* START *
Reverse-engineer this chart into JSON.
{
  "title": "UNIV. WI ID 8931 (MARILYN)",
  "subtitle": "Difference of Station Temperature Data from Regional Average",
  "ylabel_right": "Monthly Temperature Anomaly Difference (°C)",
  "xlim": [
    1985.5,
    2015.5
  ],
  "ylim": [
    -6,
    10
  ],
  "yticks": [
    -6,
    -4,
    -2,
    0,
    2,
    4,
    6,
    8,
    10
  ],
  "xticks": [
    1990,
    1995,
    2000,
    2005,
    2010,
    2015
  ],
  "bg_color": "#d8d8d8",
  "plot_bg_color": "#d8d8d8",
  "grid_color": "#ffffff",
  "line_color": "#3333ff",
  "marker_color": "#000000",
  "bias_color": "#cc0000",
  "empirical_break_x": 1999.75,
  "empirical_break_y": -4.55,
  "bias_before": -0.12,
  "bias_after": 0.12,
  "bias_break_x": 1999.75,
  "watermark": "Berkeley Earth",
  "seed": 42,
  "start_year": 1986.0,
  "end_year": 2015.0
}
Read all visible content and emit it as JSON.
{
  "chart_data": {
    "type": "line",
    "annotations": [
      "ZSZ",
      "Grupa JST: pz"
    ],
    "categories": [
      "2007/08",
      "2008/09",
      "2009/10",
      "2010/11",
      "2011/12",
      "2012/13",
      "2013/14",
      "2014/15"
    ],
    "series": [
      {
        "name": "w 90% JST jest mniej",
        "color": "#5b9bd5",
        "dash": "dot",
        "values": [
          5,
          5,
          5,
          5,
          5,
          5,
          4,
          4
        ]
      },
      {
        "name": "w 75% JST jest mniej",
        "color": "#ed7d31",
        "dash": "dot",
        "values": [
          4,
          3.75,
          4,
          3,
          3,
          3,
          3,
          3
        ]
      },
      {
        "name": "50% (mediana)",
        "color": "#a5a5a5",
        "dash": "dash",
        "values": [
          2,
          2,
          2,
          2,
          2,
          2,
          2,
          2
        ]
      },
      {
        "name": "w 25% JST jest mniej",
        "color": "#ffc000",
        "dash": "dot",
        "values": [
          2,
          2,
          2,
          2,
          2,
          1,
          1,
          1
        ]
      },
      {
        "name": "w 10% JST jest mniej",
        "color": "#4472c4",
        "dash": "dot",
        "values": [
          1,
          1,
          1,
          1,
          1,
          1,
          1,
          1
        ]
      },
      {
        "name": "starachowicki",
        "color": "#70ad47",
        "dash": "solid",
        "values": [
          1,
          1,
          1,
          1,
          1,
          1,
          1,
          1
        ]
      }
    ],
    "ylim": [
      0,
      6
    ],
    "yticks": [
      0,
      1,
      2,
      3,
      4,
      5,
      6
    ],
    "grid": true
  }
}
* END *
### To be done
Identify each line in the entries with the word "JSON" and copy it.

### Output
Reverse-engineer this chart into JSON.
Read all visible content and emit it as JSON.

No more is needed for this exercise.